▶ **PROBLEM DETAILS**: Show every line of the records below that contains the word "speckle".

[Stored items from a collection]
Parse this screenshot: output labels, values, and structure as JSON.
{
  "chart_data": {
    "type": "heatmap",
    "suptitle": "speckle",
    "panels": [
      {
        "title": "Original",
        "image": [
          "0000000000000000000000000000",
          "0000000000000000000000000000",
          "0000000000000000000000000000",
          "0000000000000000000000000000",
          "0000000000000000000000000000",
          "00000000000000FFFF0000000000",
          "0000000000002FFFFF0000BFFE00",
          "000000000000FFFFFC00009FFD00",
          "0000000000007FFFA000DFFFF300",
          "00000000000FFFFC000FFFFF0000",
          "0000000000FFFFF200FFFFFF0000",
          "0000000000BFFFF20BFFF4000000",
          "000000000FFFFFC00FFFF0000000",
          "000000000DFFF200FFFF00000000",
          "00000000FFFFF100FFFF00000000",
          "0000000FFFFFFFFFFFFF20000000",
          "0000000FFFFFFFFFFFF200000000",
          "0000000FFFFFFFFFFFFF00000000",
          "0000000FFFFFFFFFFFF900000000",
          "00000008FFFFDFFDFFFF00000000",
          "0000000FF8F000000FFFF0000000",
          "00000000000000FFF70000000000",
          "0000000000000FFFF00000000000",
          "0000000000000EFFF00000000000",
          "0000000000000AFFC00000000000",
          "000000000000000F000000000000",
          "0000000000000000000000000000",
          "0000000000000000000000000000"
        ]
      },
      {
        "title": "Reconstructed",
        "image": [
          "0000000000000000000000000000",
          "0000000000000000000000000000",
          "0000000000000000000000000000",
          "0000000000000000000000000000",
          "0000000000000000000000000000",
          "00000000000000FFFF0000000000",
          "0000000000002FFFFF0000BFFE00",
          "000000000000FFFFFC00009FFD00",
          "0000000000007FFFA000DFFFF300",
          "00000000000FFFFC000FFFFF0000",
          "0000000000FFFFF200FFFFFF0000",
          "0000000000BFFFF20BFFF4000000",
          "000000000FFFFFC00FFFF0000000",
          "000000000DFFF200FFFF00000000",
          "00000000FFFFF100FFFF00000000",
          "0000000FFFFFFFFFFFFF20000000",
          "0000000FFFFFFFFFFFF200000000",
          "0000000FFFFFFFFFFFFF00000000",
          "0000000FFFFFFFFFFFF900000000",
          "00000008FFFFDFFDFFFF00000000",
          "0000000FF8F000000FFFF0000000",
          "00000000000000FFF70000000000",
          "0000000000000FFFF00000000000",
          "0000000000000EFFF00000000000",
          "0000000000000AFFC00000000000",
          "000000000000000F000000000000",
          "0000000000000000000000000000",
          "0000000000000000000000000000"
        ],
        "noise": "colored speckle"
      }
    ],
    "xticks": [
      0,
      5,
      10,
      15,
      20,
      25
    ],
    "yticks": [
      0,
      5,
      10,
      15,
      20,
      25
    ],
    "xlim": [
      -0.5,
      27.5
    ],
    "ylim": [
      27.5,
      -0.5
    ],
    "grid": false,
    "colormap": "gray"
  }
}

▶ **PROBLEM SOLUTION**:
    "suptitle": "speckle",
        "noise": "colored speckle"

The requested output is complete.